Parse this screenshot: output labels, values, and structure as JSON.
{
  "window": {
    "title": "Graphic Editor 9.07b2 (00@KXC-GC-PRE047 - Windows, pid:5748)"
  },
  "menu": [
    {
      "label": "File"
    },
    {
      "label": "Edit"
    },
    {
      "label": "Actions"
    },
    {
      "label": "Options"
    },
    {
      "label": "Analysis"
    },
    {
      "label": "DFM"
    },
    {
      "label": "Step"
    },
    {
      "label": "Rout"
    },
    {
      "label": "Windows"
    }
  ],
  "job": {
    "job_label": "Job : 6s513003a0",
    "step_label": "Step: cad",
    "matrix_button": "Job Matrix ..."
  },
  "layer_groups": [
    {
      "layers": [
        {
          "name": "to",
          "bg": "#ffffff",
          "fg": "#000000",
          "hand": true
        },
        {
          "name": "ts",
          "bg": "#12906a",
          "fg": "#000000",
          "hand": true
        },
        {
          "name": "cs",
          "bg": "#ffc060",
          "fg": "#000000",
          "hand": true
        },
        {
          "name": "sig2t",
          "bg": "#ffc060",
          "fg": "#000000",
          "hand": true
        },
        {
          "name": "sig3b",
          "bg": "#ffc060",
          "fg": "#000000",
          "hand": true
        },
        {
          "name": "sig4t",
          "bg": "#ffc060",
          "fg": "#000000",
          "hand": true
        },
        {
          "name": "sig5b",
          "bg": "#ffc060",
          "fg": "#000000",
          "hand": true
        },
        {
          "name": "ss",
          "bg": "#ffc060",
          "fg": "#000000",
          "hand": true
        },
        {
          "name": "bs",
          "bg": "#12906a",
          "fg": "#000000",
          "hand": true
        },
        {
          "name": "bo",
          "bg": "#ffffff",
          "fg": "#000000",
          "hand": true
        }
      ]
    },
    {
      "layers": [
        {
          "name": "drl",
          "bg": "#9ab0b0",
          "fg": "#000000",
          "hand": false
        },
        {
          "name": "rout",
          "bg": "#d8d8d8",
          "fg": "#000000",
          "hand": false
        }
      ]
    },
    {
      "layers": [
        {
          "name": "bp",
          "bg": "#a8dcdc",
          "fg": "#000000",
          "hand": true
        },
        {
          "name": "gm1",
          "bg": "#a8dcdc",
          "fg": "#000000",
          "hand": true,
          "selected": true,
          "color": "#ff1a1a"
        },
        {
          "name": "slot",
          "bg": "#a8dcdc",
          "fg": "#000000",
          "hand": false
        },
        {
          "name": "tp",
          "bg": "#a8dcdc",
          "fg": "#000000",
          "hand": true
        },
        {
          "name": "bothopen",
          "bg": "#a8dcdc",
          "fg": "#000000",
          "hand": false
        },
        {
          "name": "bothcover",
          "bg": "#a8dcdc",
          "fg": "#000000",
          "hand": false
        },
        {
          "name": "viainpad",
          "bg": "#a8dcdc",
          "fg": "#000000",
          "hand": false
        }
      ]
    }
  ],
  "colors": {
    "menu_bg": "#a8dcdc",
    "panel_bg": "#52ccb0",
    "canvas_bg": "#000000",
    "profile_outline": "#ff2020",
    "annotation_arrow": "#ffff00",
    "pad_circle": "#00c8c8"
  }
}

——————

Each record above should be output again exactly.

Parse this screenshot: output labels, values, and structure as JSON.
{
  "window": {
    "title": "Graphic Editor 9.07b2 (00@KXC-GC-PRE047 - Windows, pid:5748)"
  },
  "menu": [
    {
      "label": "File"
    },
    {
      "label": "Edit"
    },
    {
      "label": "Actions"
    },
    {
      "label": "Options"
    },
    {
      "label": "Analysis"
    },
    {
      "label": "DFM"
    },
    {
      "label": "Step"
    },
    {
      "label": "Rout"
    },
    {
      "label": "Windows"
    }
  ],
  "job": {
    "job_label": "Job : 6s513003a0",
    "step_label": "Step: cad",
    "matrix_button": "Job Matrix ..."
  },
  "layer_groups": [
    {
      "layers": [
        {
          "name": "to",
          "bg": "#ffffff",
          "fg": "#000000",
          "hand": true
        },
        {
          "name": "ts",
          "bg": "#12906a",
          "fg": "#000000",
          "hand": true
        },
        {
          "name": "cs",
          "bg": "#ffc060",
          "fg": "#000000",
          "hand": true
        },
        {
          "name": "sig2t",
          "bg": "#ffc060",
          "fg": "#000000",
          "hand": true
        },
        {
          "name": "sig3b",
          "bg": "#ffc060",
          "fg": "#000000",
          "hand": true
        },
        {
          "name": "sig4t",
          "bg": "#ffc060",
          "fg": "#000000",
          "hand": true
        },
        {
          "name": "sig5b",
          "bg": "#ffc060",
          "fg": "#000000",
          "hand": true
        },
        {
          "name": "ss",
          "bg": "#ffc060",
          "fg": "#000000",
          "hand": true
        },
        {
          "name": "bs",
          "bg": "#12906a",
          "fg": "#000000",
          "hand": true
        },
        {
          "name": "bo",
          "bg": "#ffffff",
          "fg": "#000000",
          "hand": true
        }
      ]
    },
    {
      "layers": [
        {
          "name": "drl",
          "bg": "#9ab0b0",
          "fg": "#000000",
          "hand": false
        },
        {
          "name": "rout",
          "bg": "#d8d8d8",
          "fg": "#000000",
          "hand": false
        }
      ]
    },
    {
      "layers": [
        {
          "name": "bp",
          "bg": "#a8dcdc",
          "fg": "#000000",
          "hand": true
        },
        {
          "name": "gm1",
          "bg": "#a8dcdc",
          "fg": "#000000",
          "hand": true,
          "selected": true,
          "color": "#ff1a1a"
        },
        {
          "name": "slot",
          "bg": "#a8dcdc",
          "fg": "#000000",
          "hand": false
        },
        {
          "name": "tp",
          "bg": "#a8dcdc",
          "fg": "#000000",
          "hand": true
        },
        {
          "name": "bothopen",
          "bg": "#a8dcdc",
          "fg": "#000000",
          "hand": false
        },
        {
          "name": "bothcover",
          "bg": "#a8dcdc",
          "fg": "#000000",
          "hand": false
        },
        {
          "name": "viainpad",
          "bg": "#a8dcdc",
          "fg": "#000000",
          "hand": false
        }
      ]
    }
  ],
  "colors": {
    "menu_bg": "#a8dcdc",
    "panel_bg": "#52ccb0",
    "canvas_bg": "#000000",
    "profile_outline": "#ff2020",
    "annotation_arrow": "#ffff00",
    "pad_circle": "#00c8c8"
  }
}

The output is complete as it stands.